Extracts from a graphics dataset
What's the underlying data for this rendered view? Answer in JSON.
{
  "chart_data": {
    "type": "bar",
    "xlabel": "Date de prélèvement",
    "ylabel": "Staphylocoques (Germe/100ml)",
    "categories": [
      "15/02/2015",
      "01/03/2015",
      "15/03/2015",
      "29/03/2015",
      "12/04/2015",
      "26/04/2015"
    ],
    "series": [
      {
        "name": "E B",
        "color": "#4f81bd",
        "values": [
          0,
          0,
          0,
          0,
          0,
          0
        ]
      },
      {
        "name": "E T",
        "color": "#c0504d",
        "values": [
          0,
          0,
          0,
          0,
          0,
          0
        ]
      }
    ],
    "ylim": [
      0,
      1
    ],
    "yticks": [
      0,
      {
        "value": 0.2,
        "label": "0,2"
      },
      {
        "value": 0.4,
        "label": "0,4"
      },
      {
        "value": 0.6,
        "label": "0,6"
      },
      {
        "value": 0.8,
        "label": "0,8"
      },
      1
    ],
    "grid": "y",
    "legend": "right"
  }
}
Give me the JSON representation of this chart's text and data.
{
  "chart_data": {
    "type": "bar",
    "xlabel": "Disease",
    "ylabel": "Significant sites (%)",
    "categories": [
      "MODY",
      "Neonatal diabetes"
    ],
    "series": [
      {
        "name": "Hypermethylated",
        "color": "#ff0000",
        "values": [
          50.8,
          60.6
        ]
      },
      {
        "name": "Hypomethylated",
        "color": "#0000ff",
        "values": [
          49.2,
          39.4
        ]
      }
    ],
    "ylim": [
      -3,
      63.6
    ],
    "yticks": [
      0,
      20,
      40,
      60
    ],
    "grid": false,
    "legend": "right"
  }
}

EXERCISE GOAL
Give back the whole listing exactly as it reads.

SOLUTION FOR THIS PROBLEM
What's the underlying data for this rendered view? Answer in JSON.
{
  "chart_data": {
    "type": "bar",
    "xlabel": "Date de prélèvement",
    "ylabel": "Staphylocoques (Germe/100ml)",
    "categories": [
      "15/02/2015",
      "01/03/2015",
      "15/03/2015",
      "29/03/2015",
      "12/04/2015",
      "26/04/2015"
    ],
    "series": [
      {
        "name": "E B",
        "color": "#4f81bd",
        "values": [
          0,
          0,
          0,
          0,
          0,
          0
        ]
      },
      {
        "name": "E T",
        "color": "#c0504d",
        "values": [
          0,
          0,
          0,
          0,
          0,
          0
        ]
      }
    ],
    "ylim": [
      0,
      1
    ],
    "yticks": [
      0,
      {
        "value": 0.2,
        "label": "0,2"
      },
      {
        "value": 0.4,
        "label": "0,4"
      },
      {
        "value": 0.6,
        "label": "0,6"
      },
      {
        "value": 0.8,
        "label": "0,8"
      },
      1
    ],
    "grid": "y",
    "legend": "right"
  }
}
Give me the JSON representation of this chart's text and data.
{
  "chart_data": {
    "type": "bar",
    "xlabel": "Disease",
    "ylabel": "Significant sites (%)",
    "categories": [
      "MODY",
      "Neonatal diabetes"
    ],
    "series": [
      {
        "name": "Hypermethylated",
        "color": "#ff0000",
        "values": [
          50.8,
          60.6
        ]
      },
      {
        "name": "Hypomethylated",
        "color": "#0000ff",
        "values": [
          49.2,
          39.4
        ]
      }
    ],
    "ylim": [
      -3,
      63.6
    ],
    "yticks": [
      0,
      20,
      40,
      60
    ],
    "grid": false,
    "legend": "right"
  }
}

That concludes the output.